*Work to be completed*
Leave out the images and repeat the listing below without a single change.

*Extracted records*
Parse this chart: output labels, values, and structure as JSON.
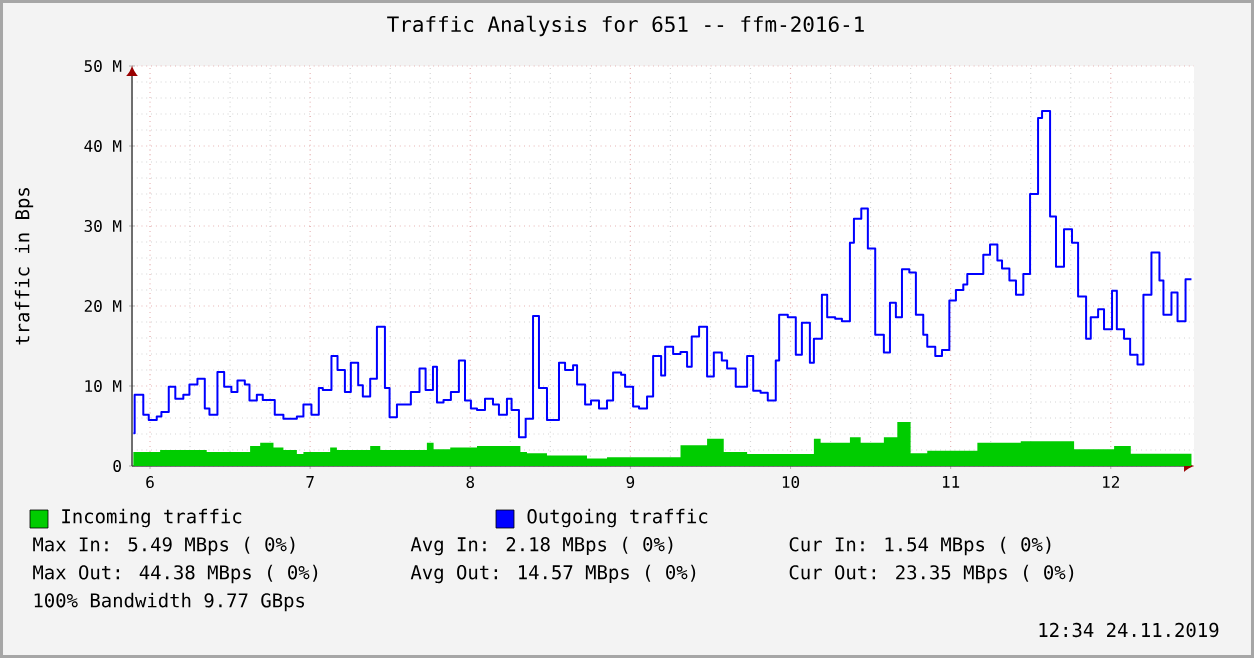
{
  "chart_data": {
    "type": "area",
    "title": "Traffic Analysis for 651 -- ffm-2016-1",
    "ylabel": "traffic in Bps",
    "xlim": [
      5.8875,
      12.52
    ],
    "xticks": [
      6,
      7,
      8,
      9,
      10,
      11,
      12
    ],
    "ylim": [
      0,
      50
    ],
    "yticks": [
      0,
      {
        "value": 10,
        "label": "10 M"
      },
      {
        "value": 20,
        "label": "20 M"
      },
      {
        "value": 30,
        "label": "30 M"
      },
      {
        "value": 40,
        "label": "40 M"
      },
      {
        "value": 50,
        "label": "50 M"
      }
    ],
    "grid": true,
    "legend": "bottom",
    "series": [
      {
        "name": "Incoming traffic",
        "color": "#00cc00",
        "x": [
          5.896,
          6.063,
          6.354,
          6.625,
          6.688,
          6.771,
          6.833,
          6.917,
          6.958,
          7.125,
          7.167,
          7.375,
          7.438,
          7.729,
          7.771,
          7.875,
          8.042,
          8.313,
          8.354,
          8.479,
          8.729,
          8.854,
          9.313,
          9.479,
          9.583,
          9.729,
          10.146,
          10.188,
          10.371,
          10.438,
          10.583,
          10.667,
          10.75,
          10.854,
          11.167,
          11.438,
          11.771,
          12.021,
          12.125,
          12.504
        ],
        "values": [
          1.75,
          2.0,
          1.75,
          2.5,
          2.9,
          2.3,
          2.0,
          1.5,
          1.75,
          2.3,
          2.0,
          2.5,
          2.0,
          2.9,
          2.1,
          2.3,
          2.5,
          1.75,
          1.6,
          1.3,
          0.95,
          1.1,
          2.6,
          3.4,
          1.75,
          1.5,
          3.4,
          2.9,
          3.6,
          2.9,
          3.6,
          5.49,
          1.6,
          1.9,
          2.9,
          3.1,
          2.1,
          2.5,
          1.54,
          1.54
        ]
      },
      {
        "name": "Outgoing traffic",
        "type": "step",
        "color": "#0000ff",
        "x": [
          5.896,
          5.904,
          5.958,
          5.992,
          6.042,
          6.071,
          6.117,
          6.158,
          6.208,
          6.246,
          6.296,
          6.342,
          6.371,
          6.421,
          6.463,
          6.508,
          6.546,
          6.592,
          6.621,
          6.667,
          6.704,
          6.779,
          6.833,
          6.917,
          6.958,
          7.008,
          7.054,
          7.079,
          7.133,
          7.171,
          7.217,
          7.254,
          7.3,
          7.329,
          7.375,
          7.417,
          7.467,
          7.496,
          7.542,
          7.629,
          7.683,
          7.721,
          7.767,
          7.792,
          7.833,
          7.879,
          7.929,
          7.967,
          8.004,
          8.042,
          8.092,
          8.142,
          8.179,
          8.229,
          8.258,
          8.304,
          8.346,
          8.392,
          8.429,
          8.479,
          8.554,
          8.592,
          8.642,
          8.667,
          8.717,
          8.754,
          8.804,
          8.854,
          8.892,
          8.942,
          8.967,
          9.017,
          9.054,
          9.104,
          9.142,
          9.192,
          9.217,
          9.267,
          9.313,
          9.354,
          9.383,
          9.429,
          9.479,
          9.521,
          9.571,
          9.604,
          9.658,
          9.729,
          9.767,
          9.813,
          9.858,
          9.908,
          9.929,
          9.983,
          10.033,
          10.071,
          10.121,
          10.146,
          10.196,
          10.229,
          10.279,
          10.321,
          10.371,
          10.396,
          10.442,
          10.483,
          10.529,
          10.583,
          10.621,
          10.658,
          10.696,
          10.742,
          10.783,
          10.829,
          10.854,
          10.904,
          10.946,
          10.992,
          11.033,
          11.079,
          11.104,
          11.204,
          11.246,
          11.292,
          11.321,
          11.367,
          11.408,
          11.454,
          11.496,
          11.546,
          11.571,
          11.621,
          11.658,
          11.708,
          11.758,
          11.796,
          11.846,
          11.875,
          11.921,
          11.958,
          12.008,
          12.038,
          12.083,
          12.121,
          12.167,
          12.204,
          12.254,
          12.304,
          12.329,
          12.379,
          12.417,
          12.467,
          12.504
        ],
        "values": [
          4.1,
          8.9,
          6.4,
          5.75,
          6.2,
          6.75,
          9.9,
          8.4,
          8.9,
          10.2,
          10.9,
          7.2,
          6.4,
          11.75,
          9.9,
          9.25,
          10.7,
          10.2,
          8.2,
          8.9,
          8.25,
          6.4,
          5.9,
          6.2,
          7.7,
          6.4,
          9.75,
          9.5,
          13.75,
          12,
          9.25,
          12.9,
          10.1,
          8.7,
          10.9,
          17.4,
          9.75,
          6.1,
          7.7,
          9.25,
          12.2,
          9.5,
          12.4,
          7.95,
          8.25,
          9.25,
          13.2,
          8.2,
          7.2,
          7.0,
          8.4,
          7.7,
          6.4,
          8.4,
          7.0,
          3.6,
          5.9,
          18.75,
          9.75,
          5.75,
          12.9,
          12,
          12.6,
          10.2,
          7.7,
          8.2,
          7.2,
          8.2,
          11.7,
          11.4,
          9.9,
          7.45,
          7.2,
          8.7,
          13.75,
          11.3,
          14.9,
          14.0,
          14.25,
          12.4,
          16.2,
          17.4,
          11.2,
          14.2,
          13.2,
          12.2,
          9.9,
          13.75,
          9.4,
          9.15,
          8.2,
          13.2,
          18.9,
          18.6,
          13.9,
          17.9,
          12.9,
          15.9,
          21.4,
          18.6,
          18.4,
          18.1,
          27.9,
          30.9,
          32.2,
          27.2,
          16.4,
          14.2,
          20.4,
          18.6,
          24.6,
          24.2,
          18.9,
          16.4,
          14.9,
          13.75,
          14.5,
          20.7,
          22,
          22.7,
          24,
          26.4,
          27.7,
          25.7,
          24.7,
          23.2,
          21.4,
          24,
          34,
          43.5,
          44.38,
          31.2,
          24.9,
          29.6,
          27.9,
          21.2,
          15.9,
          18.6,
          19.6,
          17.1,
          21.9,
          17.1,
          15.9,
          13.9,
          12.7,
          21.4,
          26.7,
          23.2,
          18.9,
          21.7,
          18.1,
          23.35,
          23.35
        ]
      }
    ],
    "annotations": [
      "Max In: 5.49 MBps ( 0%)",
      "Avg In: 2.18 MBps ( 0%)",
      "Cur In: 1.54 MBps ( 0%)",
      "Max Out: 44.38 MBps ( 0%)",
      "Avg Out: 14.57 MBps ( 0%)",
      "Cur Out: 23.35 MBps ( 0%)",
      "100% Bandwidth 9.77 GBps",
      "12:34 24.11.2019"
    ]
  }
}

*Reply to the task*
Parse this chart: output labels, values, and structure as JSON.
{
  "chart_data": {
    "type": "area",
    "title": "Traffic Analysis for 651 -- ffm-2016-1",
    "ylabel": "traffic in Bps",
    "xlim": [
      5.8875,
      12.52
    ],
    "xticks": [
      6,
      7,
      8,
      9,
      10,
      11,
      12
    ],
    "ylim": [
      0,
      50
    ],
    "yticks": [
      0,
      {
        "value": 10,
        "label": "10 M"
      },
      {
        "value": 20,
        "label": "20 M"
      },
      {
        "value": 30,
        "label": "30 M"
      },
      {
        "value": 40,
        "label": "40 M"
      },
      {
        "value": 50,
        "label": "50 M"
      }
    ],
    "grid": true,
    "legend": "bottom",
    "series": [
      {
        "name": "Incoming traffic",
        "color": "#00cc00",
        "x": [
          5.896,
          6.063,
          6.354,
          6.625,
          6.688,
          6.771,
          6.833,
          6.917,
          6.958,
          7.125,
          7.167,
          7.375,
          7.438,
          7.729,
          7.771,
          7.875,
          8.042,
          8.313,
          8.354,
          8.479,
          8.729,
          8.854,
          9.313,
          9.479,
          9.583,
          9.729,
          10.146,
          10.188,
          10.371,
          10.438,
          10.583,
          10.667,
          10.75,
          10.854,
          11.167,
          11.438,
          11.771,
          12.021,
          12.125,
          12.504
        ],
        "values": [
          1.75,
          2.0,
          1.75,
          2.5,
          2.9,
          2.3,
          2.0,
          1.5,
          1.75,
          2.3,
          2.0,
          2.5,
          2.0,
          2.9,
          2.1,
          2.3,
          2.5,
          1.75,
          1.6,
          1.3,
          0.95,
          1.1,
          2.6,
          3.4,
          1.75,
          1.5,
          3.4,
          2.9,
          3.6,
          2.9,
          3.6,
          5.49,
          1.6,
          1.9,
          2.9,
          3.1,
          2.1,
          2.5,
          1.54,
          1.54
        ]
      },
      {
        "name": "Outgoing traffic",
        "type": "step",
        "color": "#0000ff",
        "x": [
          5.896,
          5.904,
          5.958,
          5.992,
          6.042,
          6.071,
          6.117,
          6.158,
          6.208,
          6.246,
          6.296,
          6.342,
          6.371,
          6.421,
          6.463,
          6.508,
          6.546,
          6.592,
          6.621,
          6.667,
          6.704,
          6.779,
          6.833,
          6.917,
          6.958,
          7.008,
          7.054,
          7.079,
          7.133,
          7.171,
          7.217,
          7.254,
          7.3,
          7.329,
          7.375,
          7.417,
          7.467,
          7.496,
          7.542,
          7.629,
          7.683,
          7.721,
          7.767,
          7.792,
          7.833,
          7.879,
          7.929,
          7.967,
          8.004,
          8.042,
          8.092,
          8.142,
          8.179,
          8.229,
          8.258,
          8.304,
          8.346,
          8.392,
          8.429,
          8.479,
          8.554,
          8.592,
          8.642,
          8.667,
          8.717,
          8.754,
          8.804,
          8.854,
          8.892,
          8.942,
          8.967,
          9.017,
          9.054,
          9.104,
          9.142,
          9.192,
          9.217,
          9.267,
          9.313,
          9.354,
          9.383,
          9.429,
          9.479,
          9.521,
          9.571,
          9.604,
          9.658,
          9.729,
          9.767,
          9.813,
          9.858,
          9.908,
          9.929,
          9.983,
          10.033,
          10.071,
          10.121,
          10.146,
          10.196,
          10.229,
          10.279,
          10.321,
          10.371,
          10.396,
          10.442,
          10.483,
          10.529,
          10.583,
          10.621,
          10.658,
          10.696,
          10.742,
          10.783,
          10.829,
          10.854,
          10.904,
          10.946,
          10.992,
          11.033,
          11.079,
          11.104,
          11.204,
          11.246,
          11.292,
          11.321,
          11.367,
          11.408,
          11.454,
          11.496,
          11.546,
          11.571,
          11.621,
          11.658,
          11.708,
          11.758,
          11.796,
          11.846,
          11.875,
          11.921,
          11.958,
          12.008,
          12.038,
          12.083,
          12.121,
          12.167,
          12.204,
          12.254,
          12.304,
          12.329,
          12.379,
          12.417,
          12.467,
          12.504
        ],
        "values": [
          4.1,
          8.9,
          6.4,
          5.75,
          6.2,
          6.75,
          9.9,
          8.4,
          8.9,
          10.2,
          10.9,
          7.2,
          6.4,
          11.75,
          9.9,
          9.25,
          10.7,
          10.2,
          8.2,
          8.9,
          8.25,
          6.4,
          5.9,
          6.2,
          7.7,
          6.4,
          9.75,
          9.5,
          13.75,
          12,
          9.25,
          12.9,
          10.1,
          8.7,
          10.9,
          17.4,
          9.75,
          6.1,
          7.7,
          9.25,
          12.2,
          9.5,
          12.4,
          7.95,
          8.25,
          9.25,
          13.2,
          8.2,
          7.2,
          7.0,
          8.4,
          7.7,
          6.4,
          8.4,
          7.0,
          3.6,
          5.9,
          18.75,
          9.75,
          5.75,
          12.9,
          12,
          12.6,
          10.2,
          7.7,
          8.2,
          7.2,
          8.2,
          11.7,
          11.4,
          9.9,
          7.45,
          7.2,
          8.7,
          13.75,
          11.3,
          14.9,
          14.0,
          14.25,
          12.4,
          16.2,
          17.4,
          11.2,
          14.2,
          13.2,
          12.2,
          9.9,
          13.75,
          9.4,
          9.15,
          8.2,
          13.2,
          18.9,
          18.6,
          13.9,
          17.9,
          12.9,
          15.9,
          21.4,
          18.6,
          18.4,
          18.1,
          27.9,
          30.9,
          32.2,
          27.2,
          16.4,
          14.2,
          20.4,
          18.6,
          24.6,
          24.2,
          18.9,
          16.4,
          14.9,
          13.75,
          14.5,
          20.7,
          22,
          22.7,
          24,
          26.4,
          27.7,
          25.7,
          24.7,
          23.2,
          21.4,
          24,
          34,
          43.5,
          44.38,
          31.2,
          24.9,
          29.6,
          27.9,
          21.2,
          15.9,
          18.6,
          19.6,
          17.1,
          21.9,
          17.1,
          15.9,
          13.9,
          12.7,
          21.4,
          26.7,
          23.2,
          18.9,
          21.7,
          18.1,
          23.35,
          23.35
        ]
      }
    ],
    "annotations": [
      "Max In: 5.49 MBps ( 0%)",
      "Avg In: 2.18 MBps ( 0%)",
      "Cur In: 1.54 MBps ( 0%)",
      "Max Out: 44.38 MBps ( 0%)",
      "Avg Out: 14.57 MBps ( 0%)",
      "Cur Out: 23.35 MBps ( 0%)",
      "100% Bandwidth 9.77 GBps",
      "12:34 24.11.2019"
    ]
  }
}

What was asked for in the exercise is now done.